[start]

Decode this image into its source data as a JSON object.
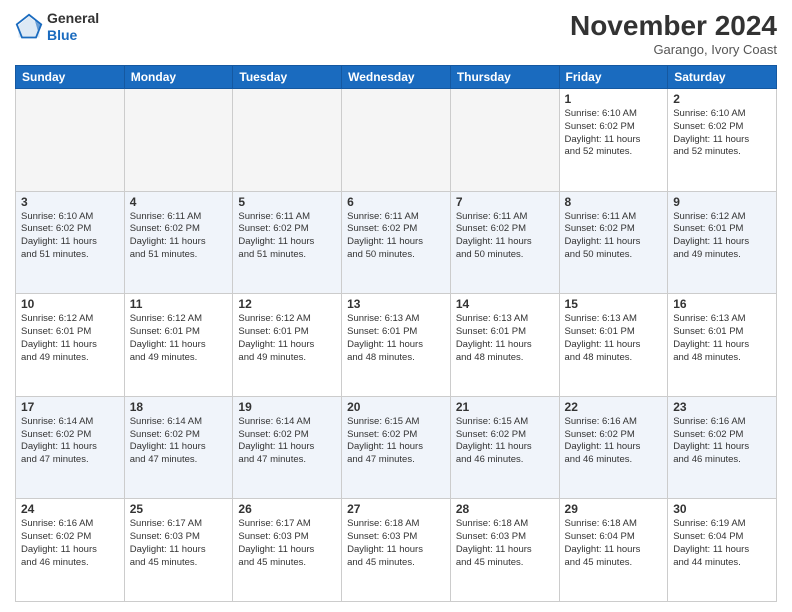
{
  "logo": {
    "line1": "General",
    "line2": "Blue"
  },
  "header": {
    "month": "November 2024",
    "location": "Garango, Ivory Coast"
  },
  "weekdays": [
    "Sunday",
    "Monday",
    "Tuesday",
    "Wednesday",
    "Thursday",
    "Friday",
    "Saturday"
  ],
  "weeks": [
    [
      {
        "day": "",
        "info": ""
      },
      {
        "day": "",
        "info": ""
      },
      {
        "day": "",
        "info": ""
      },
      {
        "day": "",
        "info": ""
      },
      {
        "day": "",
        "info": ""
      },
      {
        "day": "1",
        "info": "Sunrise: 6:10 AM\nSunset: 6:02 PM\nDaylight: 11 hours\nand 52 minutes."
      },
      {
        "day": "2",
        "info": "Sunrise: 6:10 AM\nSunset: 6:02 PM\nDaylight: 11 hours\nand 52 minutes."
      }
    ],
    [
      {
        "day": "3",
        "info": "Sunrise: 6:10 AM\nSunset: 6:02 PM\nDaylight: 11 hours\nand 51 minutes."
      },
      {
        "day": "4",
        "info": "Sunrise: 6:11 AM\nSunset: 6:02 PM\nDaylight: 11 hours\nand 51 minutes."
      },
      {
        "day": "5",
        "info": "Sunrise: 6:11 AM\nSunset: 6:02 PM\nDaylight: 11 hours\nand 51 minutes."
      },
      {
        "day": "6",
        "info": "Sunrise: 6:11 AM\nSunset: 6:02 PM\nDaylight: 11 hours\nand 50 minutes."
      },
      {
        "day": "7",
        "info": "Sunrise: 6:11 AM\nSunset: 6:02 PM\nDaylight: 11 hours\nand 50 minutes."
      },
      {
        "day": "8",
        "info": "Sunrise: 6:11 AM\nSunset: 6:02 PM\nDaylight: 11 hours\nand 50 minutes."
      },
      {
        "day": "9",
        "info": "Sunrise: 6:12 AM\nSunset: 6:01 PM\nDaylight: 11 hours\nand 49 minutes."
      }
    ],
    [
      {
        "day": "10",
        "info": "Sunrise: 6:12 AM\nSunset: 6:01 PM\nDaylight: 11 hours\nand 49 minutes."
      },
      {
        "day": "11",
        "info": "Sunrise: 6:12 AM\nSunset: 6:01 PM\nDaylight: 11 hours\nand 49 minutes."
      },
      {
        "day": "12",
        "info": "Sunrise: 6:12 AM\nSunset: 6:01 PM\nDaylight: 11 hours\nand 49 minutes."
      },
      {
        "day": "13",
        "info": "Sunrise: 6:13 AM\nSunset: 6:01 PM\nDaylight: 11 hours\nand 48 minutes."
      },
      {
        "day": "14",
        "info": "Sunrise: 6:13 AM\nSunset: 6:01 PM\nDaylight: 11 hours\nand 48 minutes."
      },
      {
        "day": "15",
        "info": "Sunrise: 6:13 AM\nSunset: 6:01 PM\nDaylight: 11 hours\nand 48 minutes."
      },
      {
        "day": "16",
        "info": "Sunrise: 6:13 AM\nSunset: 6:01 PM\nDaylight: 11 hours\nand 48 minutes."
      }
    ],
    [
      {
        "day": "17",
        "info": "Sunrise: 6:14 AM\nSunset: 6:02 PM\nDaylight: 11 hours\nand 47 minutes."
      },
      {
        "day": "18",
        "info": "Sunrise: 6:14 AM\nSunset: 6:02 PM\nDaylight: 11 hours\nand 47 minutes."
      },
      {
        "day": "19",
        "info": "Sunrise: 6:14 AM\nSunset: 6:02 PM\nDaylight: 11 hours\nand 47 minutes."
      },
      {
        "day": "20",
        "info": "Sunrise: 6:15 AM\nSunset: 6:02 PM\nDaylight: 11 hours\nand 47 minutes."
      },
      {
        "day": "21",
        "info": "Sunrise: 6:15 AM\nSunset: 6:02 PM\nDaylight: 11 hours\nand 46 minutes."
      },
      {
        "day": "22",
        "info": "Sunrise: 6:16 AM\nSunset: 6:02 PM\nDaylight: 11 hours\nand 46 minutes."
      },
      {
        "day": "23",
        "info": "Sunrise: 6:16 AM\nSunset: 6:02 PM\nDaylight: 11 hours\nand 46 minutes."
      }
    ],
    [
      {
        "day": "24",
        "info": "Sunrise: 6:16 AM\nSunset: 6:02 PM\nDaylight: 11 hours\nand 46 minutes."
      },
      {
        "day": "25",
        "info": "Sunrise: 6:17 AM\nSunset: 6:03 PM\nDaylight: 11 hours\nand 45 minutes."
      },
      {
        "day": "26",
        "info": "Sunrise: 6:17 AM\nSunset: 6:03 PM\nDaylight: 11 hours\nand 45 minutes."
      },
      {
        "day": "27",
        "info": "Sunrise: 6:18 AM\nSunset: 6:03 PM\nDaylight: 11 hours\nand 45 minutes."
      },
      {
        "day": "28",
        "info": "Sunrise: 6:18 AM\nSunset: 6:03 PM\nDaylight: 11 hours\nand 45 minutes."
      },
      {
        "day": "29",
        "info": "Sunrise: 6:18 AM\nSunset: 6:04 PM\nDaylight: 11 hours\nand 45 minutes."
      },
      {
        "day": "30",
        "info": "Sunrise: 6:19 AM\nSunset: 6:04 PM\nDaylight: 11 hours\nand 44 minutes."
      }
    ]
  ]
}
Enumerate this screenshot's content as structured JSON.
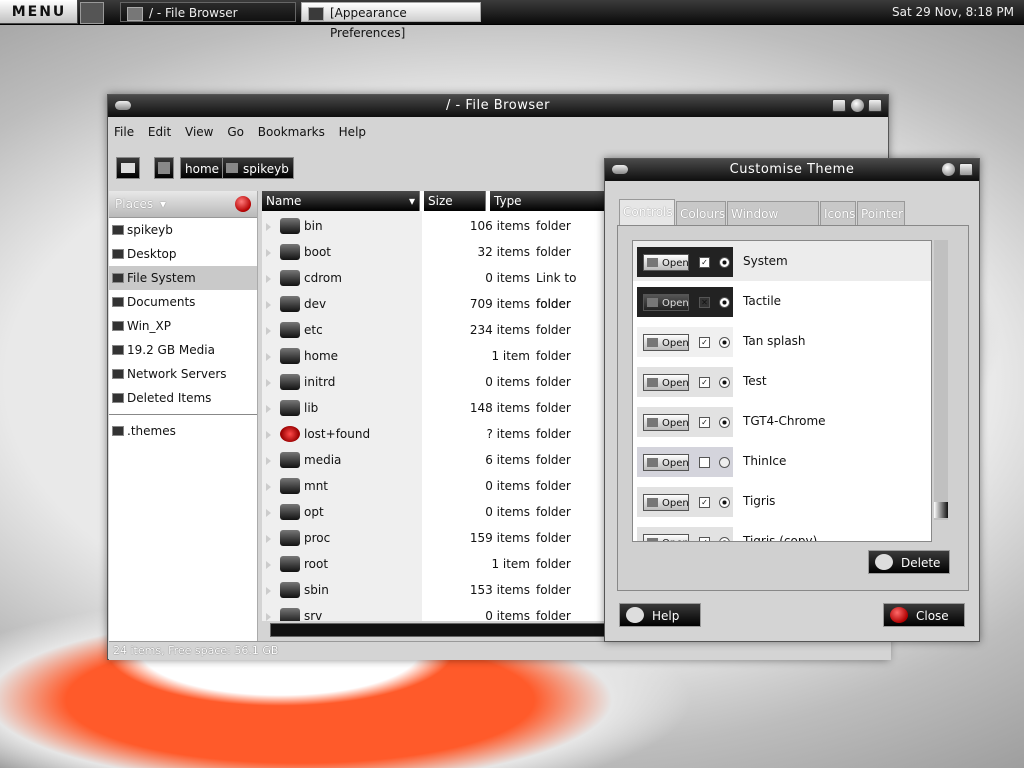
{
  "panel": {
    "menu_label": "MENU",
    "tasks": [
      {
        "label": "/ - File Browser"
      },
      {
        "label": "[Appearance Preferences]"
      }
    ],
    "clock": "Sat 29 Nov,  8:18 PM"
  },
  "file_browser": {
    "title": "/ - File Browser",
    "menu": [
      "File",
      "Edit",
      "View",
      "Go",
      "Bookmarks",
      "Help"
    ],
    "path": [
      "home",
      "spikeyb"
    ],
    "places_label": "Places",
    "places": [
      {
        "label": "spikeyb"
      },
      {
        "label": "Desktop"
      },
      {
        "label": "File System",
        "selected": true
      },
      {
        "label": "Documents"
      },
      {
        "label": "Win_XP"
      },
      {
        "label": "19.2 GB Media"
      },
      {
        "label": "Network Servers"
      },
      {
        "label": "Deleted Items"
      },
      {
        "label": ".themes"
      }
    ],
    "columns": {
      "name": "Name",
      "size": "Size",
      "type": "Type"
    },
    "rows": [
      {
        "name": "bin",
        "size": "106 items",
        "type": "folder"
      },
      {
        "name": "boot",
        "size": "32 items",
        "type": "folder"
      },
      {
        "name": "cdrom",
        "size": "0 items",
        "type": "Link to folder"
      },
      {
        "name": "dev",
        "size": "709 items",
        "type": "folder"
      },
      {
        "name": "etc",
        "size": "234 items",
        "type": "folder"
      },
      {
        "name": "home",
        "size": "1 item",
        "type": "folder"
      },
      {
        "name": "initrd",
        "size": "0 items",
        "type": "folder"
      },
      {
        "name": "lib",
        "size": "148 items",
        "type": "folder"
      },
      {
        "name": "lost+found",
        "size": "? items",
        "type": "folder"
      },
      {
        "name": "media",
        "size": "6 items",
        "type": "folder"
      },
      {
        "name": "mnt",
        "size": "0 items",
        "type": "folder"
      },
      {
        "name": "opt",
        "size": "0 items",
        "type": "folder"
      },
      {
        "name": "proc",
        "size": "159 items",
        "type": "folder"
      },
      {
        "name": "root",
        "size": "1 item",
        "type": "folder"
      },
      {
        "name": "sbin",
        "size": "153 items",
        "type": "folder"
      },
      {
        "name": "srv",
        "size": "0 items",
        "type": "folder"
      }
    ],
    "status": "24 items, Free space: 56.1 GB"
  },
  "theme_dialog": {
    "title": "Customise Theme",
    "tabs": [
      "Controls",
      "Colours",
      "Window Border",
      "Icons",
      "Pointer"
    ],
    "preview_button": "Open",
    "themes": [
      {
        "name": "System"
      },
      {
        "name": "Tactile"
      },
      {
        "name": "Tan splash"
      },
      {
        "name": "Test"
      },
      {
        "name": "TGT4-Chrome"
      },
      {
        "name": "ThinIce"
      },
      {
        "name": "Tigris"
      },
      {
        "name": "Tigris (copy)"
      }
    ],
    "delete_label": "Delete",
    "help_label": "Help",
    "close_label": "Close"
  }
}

[end]

▶ Goal of the exercise
Look above for lines with the word "JSON" and copy them all.

▶ Right answer
Decode this image into its source data as a JSON object.
Enumerate this screenshot's content as structured JSON.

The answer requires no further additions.